Work instruction.
Within the records below, find each line with the word "from" and copy it out.

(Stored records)
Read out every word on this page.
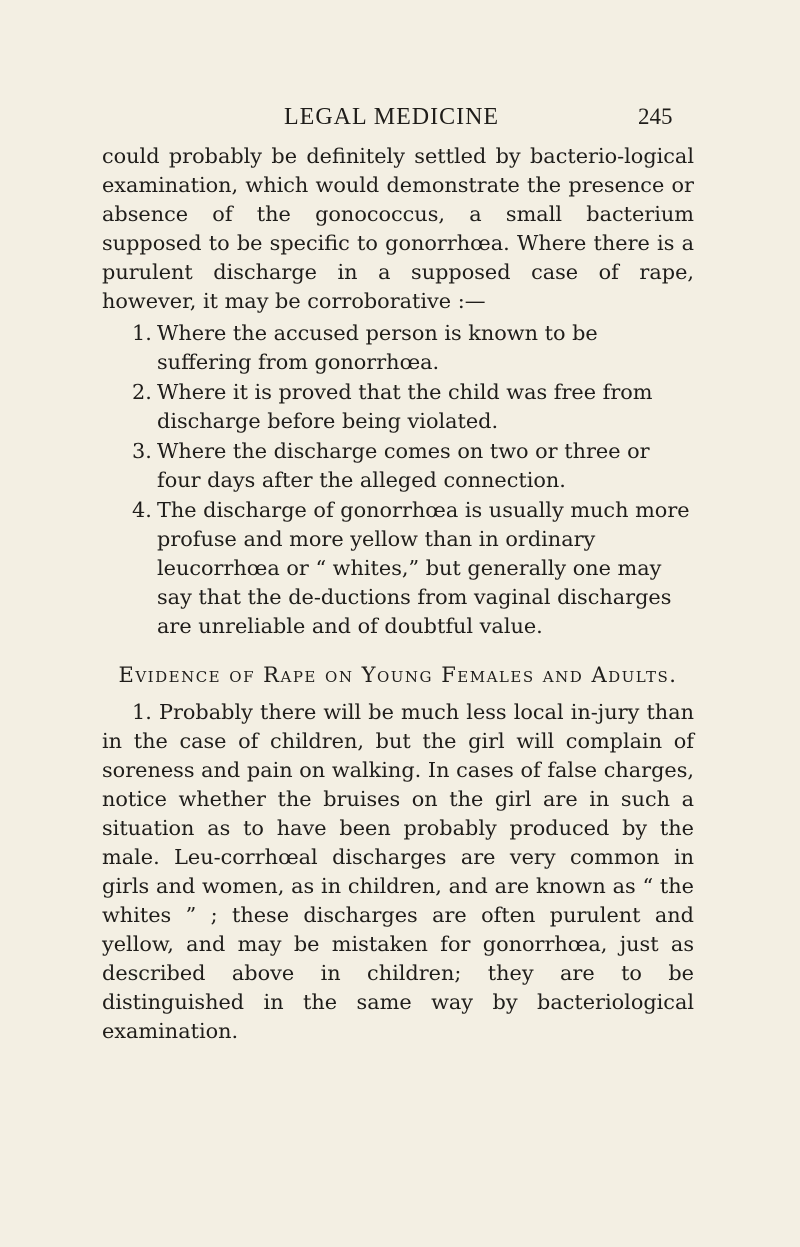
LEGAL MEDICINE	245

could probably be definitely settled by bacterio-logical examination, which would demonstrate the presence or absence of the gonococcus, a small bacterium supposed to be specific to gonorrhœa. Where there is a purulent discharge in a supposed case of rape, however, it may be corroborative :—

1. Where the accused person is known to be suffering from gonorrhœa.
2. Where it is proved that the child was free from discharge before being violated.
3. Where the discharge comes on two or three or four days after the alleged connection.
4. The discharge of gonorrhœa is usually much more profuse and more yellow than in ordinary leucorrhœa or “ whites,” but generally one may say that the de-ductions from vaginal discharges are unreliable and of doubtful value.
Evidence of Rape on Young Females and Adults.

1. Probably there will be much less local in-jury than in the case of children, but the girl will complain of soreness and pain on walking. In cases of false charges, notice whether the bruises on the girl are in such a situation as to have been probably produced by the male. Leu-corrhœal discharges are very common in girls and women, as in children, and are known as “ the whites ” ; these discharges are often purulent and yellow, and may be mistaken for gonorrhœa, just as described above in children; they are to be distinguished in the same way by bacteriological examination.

Result of the task.
1. Where the accused person is known to be suffering from gonorrhœa.
2. Where it is proved that the child was free from discharge before being violated.
4. The discharge of gonorrhœa is usually much more profuse and more yellow than in ordinary leucorrhœa or “ whites,” but generally one may say that the de-ductions from vaginal discharges are unreliable and of doubtful value.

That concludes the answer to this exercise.